**What the task requires**
Can you rewrite every item below, substituting "box coordinates" for "bounding boxes" and keeping everything else unchanged, and omit the pictures from your answer?

-- Begin Material supplied --

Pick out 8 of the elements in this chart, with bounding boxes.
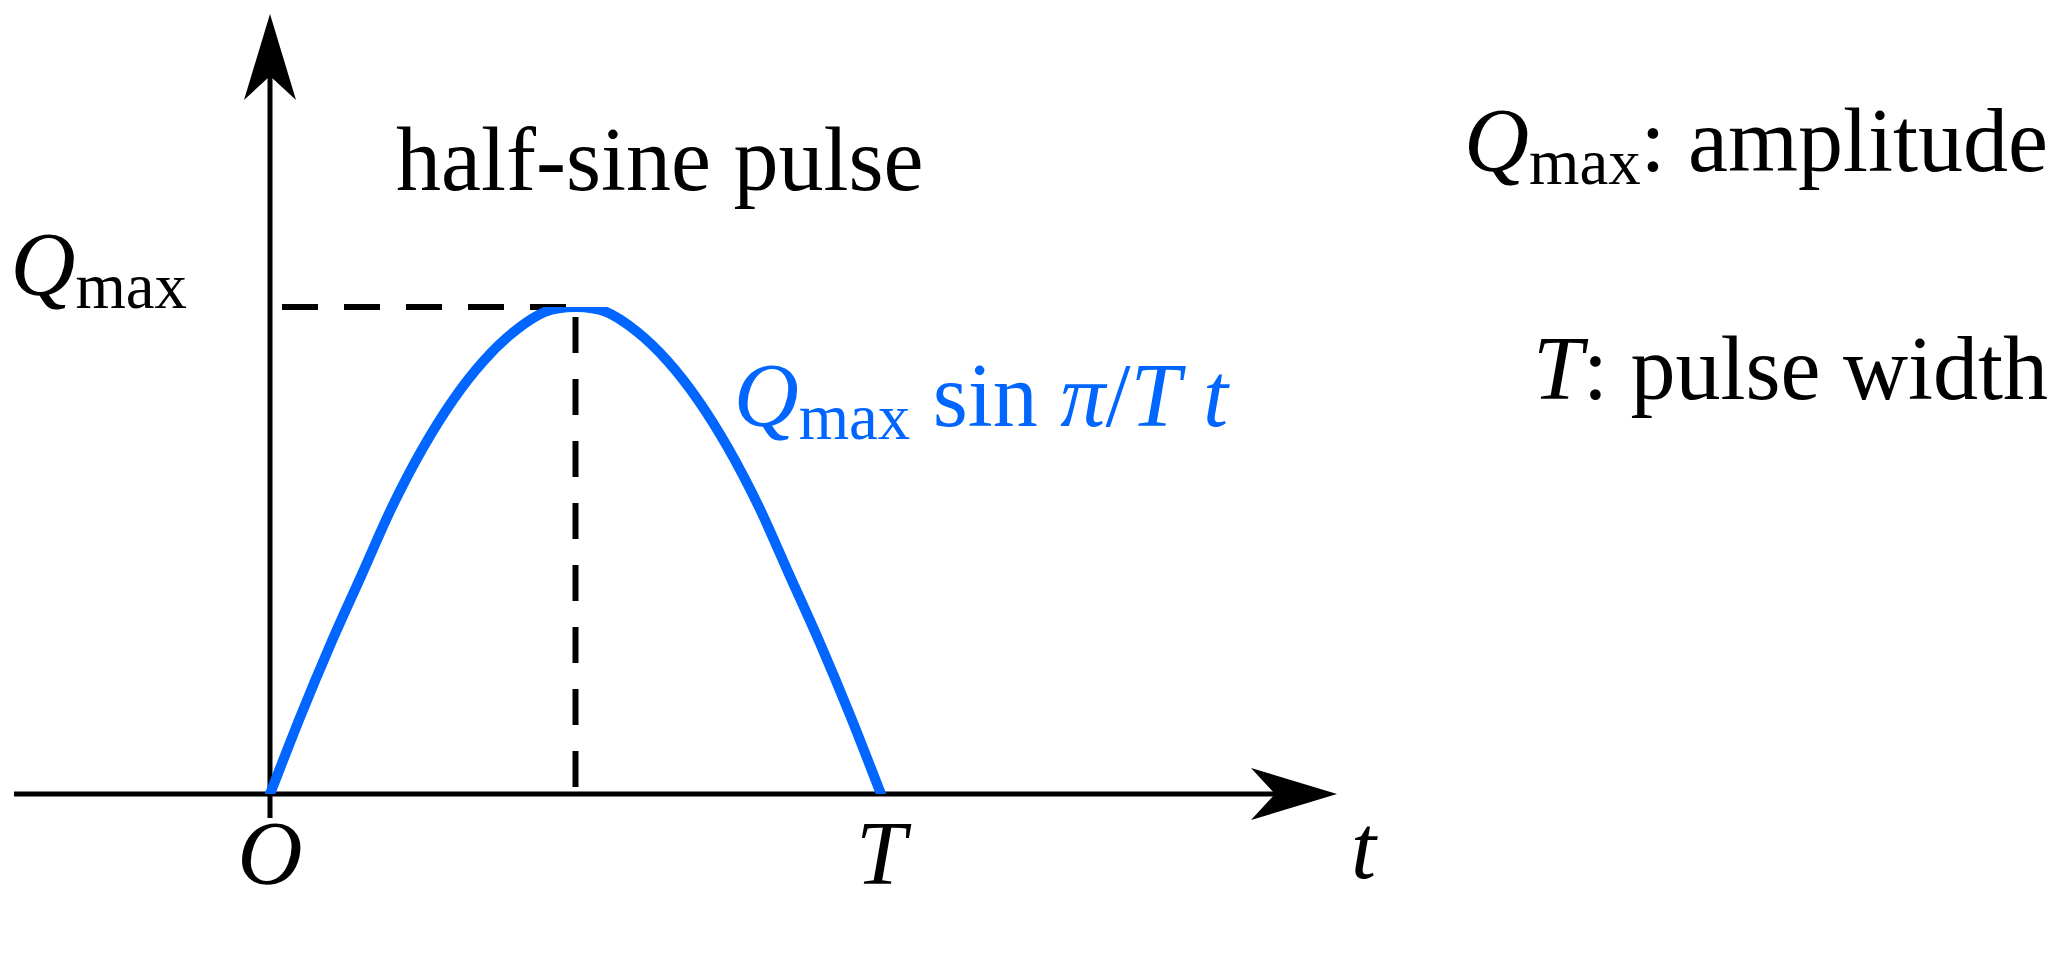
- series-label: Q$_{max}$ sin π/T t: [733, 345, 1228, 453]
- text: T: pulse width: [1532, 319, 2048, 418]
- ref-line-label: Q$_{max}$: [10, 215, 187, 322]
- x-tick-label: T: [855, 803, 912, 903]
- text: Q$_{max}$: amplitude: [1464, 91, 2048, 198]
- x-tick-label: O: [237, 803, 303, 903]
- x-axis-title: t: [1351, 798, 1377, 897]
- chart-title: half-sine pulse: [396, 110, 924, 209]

-- End Material supplied --

**Exercise solution**
Pick out 8 of the elements in this chart, with box coordinates.
- series-label: Q$_{max}$ sin π/T t: [733, 345, 1228, 453]
- text: T: pulse width: [1532, 319, 2048, 418]
- ref-line-label: Q$_{max}$: [10, 215, 187, 322]
- x-tick-label: T: [855, 803, 912, 903]
- text: Q$_{max}$: amplitude: [1464, 91, 2048, 198]
- x-tick-label: O: [237, 803, 303, 903]
- x-axis-title: t: [1351, 798, 1377, 897]
- chart-title: half-sine pulse: [396, 110, 924, 209]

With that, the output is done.